PROBLEM STATEMENT: What number of lines contain the word "ymin"? Reply with the number and nothing else.

==== EXTRACTED RECORDS

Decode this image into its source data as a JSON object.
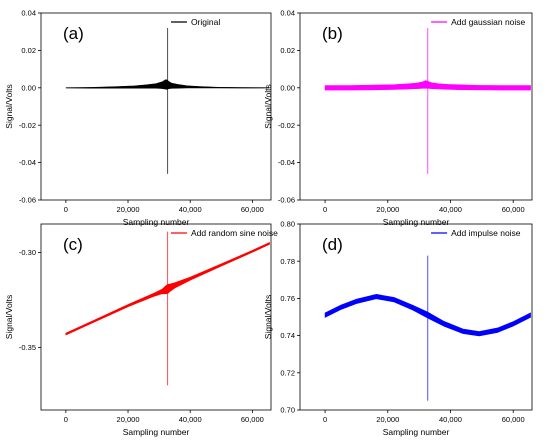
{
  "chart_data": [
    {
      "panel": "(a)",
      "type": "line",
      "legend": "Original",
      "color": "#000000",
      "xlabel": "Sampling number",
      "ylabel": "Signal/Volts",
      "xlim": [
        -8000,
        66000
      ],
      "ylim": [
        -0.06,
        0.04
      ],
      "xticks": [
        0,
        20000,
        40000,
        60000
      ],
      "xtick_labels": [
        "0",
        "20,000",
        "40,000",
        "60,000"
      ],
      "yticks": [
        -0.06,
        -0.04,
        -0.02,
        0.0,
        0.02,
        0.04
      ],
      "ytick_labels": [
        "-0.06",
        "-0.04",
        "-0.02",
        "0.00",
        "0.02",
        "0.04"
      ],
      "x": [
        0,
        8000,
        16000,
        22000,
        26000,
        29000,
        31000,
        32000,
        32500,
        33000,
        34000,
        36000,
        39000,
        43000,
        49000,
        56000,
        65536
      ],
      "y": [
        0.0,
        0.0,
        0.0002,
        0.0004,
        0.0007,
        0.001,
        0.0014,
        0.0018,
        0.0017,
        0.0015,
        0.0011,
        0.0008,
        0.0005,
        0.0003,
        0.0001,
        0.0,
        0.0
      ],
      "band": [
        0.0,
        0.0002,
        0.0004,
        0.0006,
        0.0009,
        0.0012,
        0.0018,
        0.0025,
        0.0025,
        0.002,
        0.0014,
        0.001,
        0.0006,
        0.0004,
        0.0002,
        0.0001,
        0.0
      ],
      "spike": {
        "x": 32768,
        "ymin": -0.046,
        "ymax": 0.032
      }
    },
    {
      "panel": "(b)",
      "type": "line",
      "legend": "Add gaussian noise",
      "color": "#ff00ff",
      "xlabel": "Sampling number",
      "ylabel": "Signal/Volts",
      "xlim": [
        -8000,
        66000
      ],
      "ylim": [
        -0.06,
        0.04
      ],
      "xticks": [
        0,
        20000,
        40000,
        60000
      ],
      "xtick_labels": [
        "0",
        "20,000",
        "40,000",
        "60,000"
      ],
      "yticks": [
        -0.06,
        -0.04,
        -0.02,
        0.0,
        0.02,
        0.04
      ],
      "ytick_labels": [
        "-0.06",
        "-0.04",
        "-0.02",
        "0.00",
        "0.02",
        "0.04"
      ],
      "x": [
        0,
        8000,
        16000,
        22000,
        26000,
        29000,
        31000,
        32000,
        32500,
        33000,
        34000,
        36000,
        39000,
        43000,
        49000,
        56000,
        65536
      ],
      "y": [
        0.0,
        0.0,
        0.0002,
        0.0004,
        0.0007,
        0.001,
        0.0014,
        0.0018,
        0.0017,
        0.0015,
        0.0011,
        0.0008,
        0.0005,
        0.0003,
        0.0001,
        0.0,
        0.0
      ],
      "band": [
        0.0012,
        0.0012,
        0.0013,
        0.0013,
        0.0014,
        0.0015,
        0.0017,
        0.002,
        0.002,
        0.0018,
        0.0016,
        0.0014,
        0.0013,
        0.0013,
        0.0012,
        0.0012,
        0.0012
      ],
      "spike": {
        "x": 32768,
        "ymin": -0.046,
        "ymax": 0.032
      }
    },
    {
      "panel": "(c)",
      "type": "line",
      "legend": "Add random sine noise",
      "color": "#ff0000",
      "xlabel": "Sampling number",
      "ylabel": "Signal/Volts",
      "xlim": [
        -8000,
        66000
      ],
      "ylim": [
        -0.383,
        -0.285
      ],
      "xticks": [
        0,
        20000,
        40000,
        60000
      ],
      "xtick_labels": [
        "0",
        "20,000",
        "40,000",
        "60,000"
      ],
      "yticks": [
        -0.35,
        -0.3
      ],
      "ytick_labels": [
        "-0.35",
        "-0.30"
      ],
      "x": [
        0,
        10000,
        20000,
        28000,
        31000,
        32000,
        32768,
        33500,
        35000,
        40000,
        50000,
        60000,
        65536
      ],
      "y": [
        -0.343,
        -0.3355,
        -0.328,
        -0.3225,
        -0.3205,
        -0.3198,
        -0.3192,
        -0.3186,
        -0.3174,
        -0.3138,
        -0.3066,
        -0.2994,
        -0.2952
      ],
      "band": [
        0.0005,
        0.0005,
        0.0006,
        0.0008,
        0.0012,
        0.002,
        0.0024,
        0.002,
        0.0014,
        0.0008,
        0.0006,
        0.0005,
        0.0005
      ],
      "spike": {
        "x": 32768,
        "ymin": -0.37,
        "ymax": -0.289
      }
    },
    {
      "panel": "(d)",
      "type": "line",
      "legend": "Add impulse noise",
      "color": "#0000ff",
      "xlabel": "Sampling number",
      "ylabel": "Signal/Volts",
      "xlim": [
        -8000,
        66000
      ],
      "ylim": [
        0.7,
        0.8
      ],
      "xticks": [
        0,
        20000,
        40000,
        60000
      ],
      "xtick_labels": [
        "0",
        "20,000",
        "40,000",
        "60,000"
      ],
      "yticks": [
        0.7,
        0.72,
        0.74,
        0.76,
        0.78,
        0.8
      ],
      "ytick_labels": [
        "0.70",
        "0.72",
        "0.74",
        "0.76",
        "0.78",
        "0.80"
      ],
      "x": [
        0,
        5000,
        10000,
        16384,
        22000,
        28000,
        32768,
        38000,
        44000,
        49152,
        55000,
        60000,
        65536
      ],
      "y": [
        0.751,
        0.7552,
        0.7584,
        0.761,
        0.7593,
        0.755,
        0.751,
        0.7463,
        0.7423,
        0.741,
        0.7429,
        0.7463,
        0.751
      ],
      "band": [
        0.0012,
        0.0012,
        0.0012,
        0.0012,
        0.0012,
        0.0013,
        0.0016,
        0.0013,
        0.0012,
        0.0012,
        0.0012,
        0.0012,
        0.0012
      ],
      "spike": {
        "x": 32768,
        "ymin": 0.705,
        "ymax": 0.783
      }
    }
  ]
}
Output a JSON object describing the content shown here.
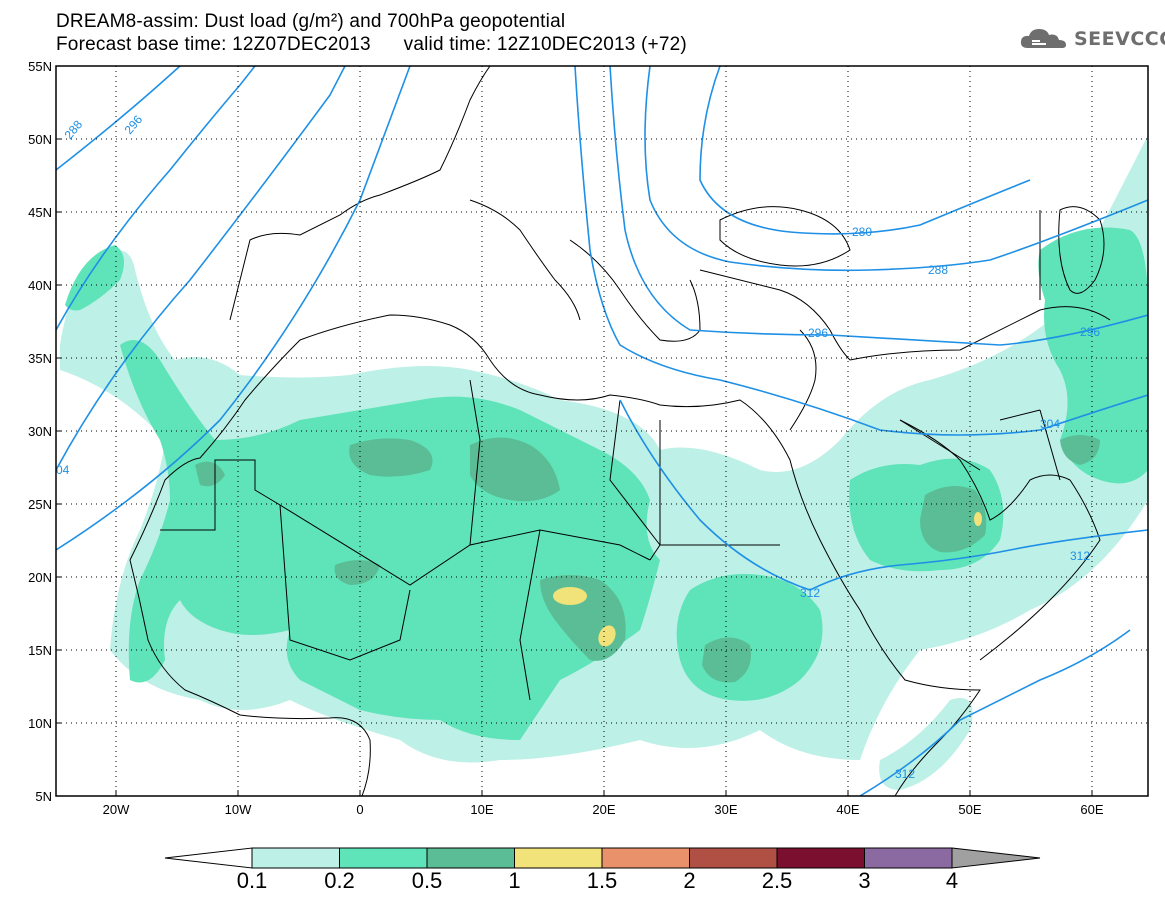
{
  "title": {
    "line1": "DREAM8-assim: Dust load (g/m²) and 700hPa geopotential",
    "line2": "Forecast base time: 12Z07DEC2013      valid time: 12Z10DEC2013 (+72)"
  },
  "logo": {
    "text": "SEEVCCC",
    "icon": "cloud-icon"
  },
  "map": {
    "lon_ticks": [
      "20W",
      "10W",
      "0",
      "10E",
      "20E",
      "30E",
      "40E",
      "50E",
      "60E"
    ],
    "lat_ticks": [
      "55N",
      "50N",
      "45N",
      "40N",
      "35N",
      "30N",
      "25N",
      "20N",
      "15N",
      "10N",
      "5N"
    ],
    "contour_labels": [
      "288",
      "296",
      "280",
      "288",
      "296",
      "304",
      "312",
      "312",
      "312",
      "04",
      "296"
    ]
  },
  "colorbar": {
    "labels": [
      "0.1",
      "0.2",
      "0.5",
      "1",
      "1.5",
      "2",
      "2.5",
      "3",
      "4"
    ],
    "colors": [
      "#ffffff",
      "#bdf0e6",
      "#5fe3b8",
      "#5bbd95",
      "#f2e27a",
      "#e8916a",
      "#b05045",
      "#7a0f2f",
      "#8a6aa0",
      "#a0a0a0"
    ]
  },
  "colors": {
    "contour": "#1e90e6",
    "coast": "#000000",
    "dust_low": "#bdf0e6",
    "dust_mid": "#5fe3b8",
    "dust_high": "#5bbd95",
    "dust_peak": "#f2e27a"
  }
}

========
==== EXTRACTED RECORDS

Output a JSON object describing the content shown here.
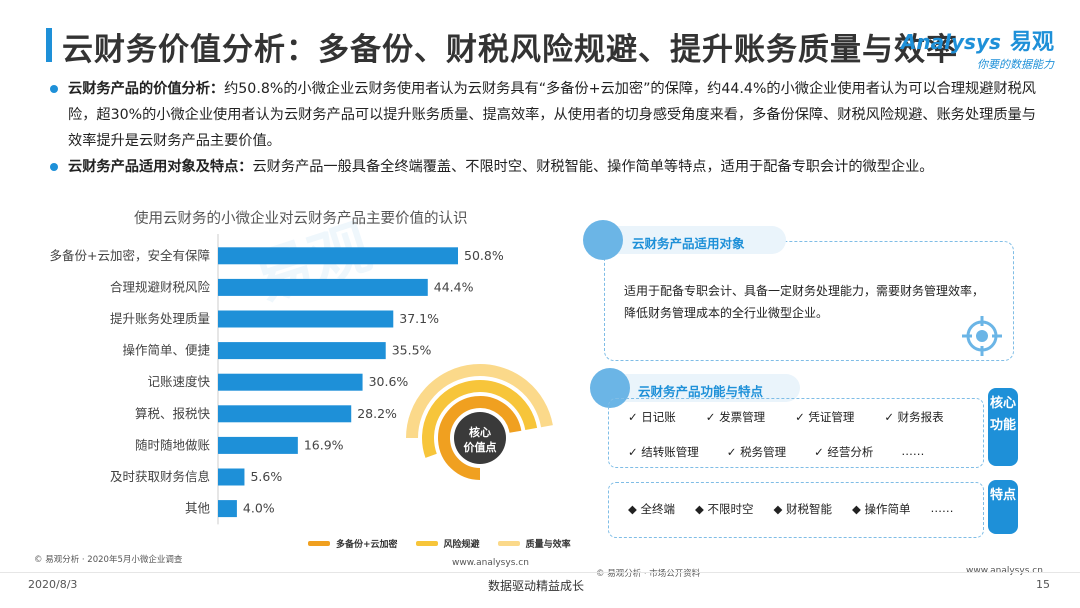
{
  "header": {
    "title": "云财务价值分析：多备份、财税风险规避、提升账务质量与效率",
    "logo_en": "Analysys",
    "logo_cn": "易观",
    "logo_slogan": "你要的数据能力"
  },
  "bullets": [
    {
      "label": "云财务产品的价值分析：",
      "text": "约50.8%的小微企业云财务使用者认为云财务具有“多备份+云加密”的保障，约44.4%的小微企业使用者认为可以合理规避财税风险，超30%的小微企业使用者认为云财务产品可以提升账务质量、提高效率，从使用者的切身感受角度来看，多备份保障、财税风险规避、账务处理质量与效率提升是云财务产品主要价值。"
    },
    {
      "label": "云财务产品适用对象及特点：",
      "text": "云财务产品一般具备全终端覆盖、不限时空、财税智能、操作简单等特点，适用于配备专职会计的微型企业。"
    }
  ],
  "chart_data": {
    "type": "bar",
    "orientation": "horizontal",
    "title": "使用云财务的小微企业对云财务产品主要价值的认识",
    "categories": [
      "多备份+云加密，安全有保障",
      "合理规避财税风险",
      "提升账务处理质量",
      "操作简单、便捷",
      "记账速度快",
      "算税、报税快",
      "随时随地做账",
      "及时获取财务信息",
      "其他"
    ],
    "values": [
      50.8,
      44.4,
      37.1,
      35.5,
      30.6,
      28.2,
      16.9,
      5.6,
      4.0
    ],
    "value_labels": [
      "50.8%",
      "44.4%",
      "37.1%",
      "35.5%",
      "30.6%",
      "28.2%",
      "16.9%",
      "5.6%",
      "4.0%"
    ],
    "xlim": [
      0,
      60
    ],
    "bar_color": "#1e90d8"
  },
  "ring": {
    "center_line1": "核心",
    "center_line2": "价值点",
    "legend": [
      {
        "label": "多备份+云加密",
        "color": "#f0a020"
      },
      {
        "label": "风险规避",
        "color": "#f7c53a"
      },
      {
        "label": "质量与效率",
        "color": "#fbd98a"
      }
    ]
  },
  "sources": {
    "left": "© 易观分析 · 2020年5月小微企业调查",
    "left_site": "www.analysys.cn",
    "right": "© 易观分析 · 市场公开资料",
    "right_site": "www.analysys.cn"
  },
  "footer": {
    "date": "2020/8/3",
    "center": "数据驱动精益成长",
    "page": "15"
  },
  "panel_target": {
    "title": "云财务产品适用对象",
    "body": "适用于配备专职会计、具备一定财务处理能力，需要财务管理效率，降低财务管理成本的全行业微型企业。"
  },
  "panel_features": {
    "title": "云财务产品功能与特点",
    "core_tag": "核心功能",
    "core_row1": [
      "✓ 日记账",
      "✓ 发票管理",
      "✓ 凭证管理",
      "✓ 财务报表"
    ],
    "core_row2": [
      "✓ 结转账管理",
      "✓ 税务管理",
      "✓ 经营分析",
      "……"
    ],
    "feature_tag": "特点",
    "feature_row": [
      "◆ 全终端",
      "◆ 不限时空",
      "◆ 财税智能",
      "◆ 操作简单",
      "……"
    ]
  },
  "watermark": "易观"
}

========
==== EXTRACTED RECORDS

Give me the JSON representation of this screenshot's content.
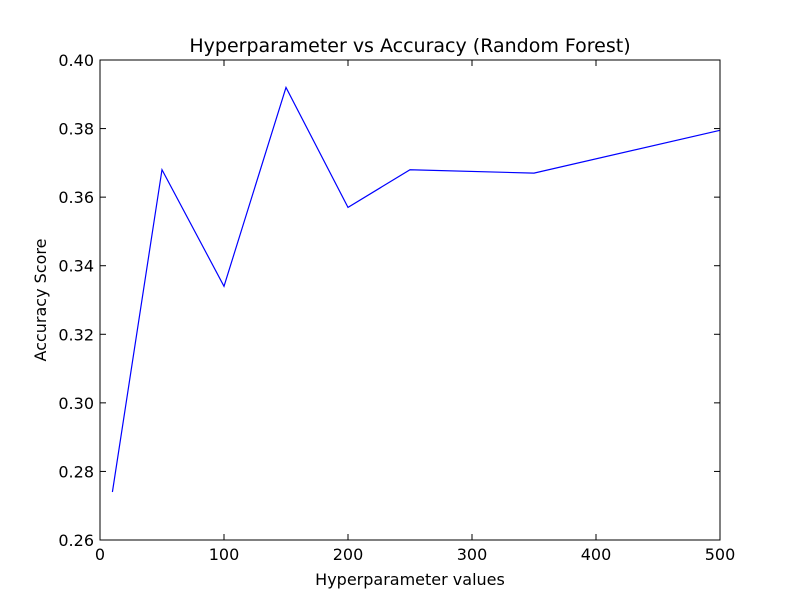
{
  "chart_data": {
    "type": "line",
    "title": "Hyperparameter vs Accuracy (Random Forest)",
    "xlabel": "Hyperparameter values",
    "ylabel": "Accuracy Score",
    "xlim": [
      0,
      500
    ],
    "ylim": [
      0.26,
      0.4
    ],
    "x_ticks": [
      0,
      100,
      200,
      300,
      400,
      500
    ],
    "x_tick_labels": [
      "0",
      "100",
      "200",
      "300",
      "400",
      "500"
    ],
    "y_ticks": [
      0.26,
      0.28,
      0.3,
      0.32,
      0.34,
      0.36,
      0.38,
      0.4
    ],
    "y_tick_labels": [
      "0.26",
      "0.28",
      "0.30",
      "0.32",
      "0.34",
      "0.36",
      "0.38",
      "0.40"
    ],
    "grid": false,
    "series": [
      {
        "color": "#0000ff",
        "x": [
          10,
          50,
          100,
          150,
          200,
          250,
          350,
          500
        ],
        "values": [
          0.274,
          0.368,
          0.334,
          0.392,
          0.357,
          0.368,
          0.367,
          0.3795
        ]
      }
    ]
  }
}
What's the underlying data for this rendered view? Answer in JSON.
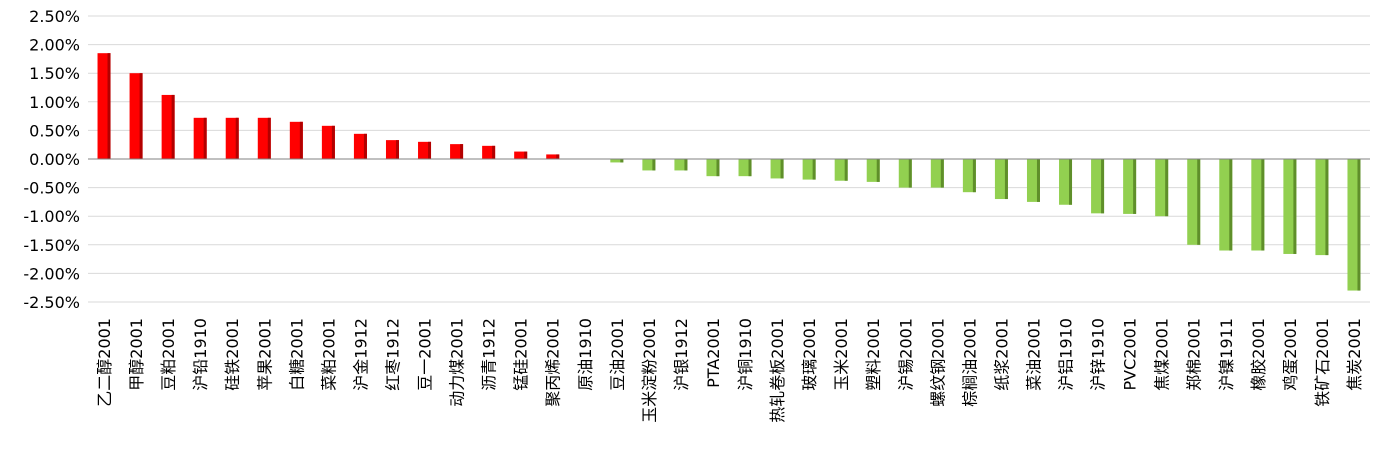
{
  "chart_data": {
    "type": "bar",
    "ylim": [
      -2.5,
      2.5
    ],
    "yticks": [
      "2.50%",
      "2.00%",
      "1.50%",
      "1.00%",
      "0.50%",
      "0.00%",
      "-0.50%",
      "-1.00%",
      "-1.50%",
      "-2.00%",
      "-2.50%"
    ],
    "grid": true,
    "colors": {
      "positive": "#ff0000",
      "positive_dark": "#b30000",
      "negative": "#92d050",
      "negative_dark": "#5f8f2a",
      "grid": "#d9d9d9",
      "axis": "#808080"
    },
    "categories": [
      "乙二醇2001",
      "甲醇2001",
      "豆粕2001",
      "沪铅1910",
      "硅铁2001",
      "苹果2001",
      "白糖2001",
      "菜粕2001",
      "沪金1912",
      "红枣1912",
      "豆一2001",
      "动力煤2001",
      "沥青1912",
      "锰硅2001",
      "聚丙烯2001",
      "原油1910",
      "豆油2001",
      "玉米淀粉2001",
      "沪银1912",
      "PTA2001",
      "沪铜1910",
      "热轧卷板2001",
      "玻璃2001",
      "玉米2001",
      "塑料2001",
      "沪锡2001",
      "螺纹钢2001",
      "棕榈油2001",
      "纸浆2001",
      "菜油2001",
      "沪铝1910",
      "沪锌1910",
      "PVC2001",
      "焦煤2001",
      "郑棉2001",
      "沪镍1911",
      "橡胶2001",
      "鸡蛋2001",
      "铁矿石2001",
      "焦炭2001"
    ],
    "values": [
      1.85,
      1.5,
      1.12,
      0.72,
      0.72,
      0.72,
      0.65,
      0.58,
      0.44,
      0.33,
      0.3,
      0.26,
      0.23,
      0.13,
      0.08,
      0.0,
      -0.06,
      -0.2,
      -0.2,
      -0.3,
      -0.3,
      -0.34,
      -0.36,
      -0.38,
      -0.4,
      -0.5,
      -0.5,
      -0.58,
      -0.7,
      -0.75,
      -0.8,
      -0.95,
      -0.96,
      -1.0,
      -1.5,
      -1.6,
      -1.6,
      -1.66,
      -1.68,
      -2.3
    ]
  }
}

========

OUTPUT BELOW: 4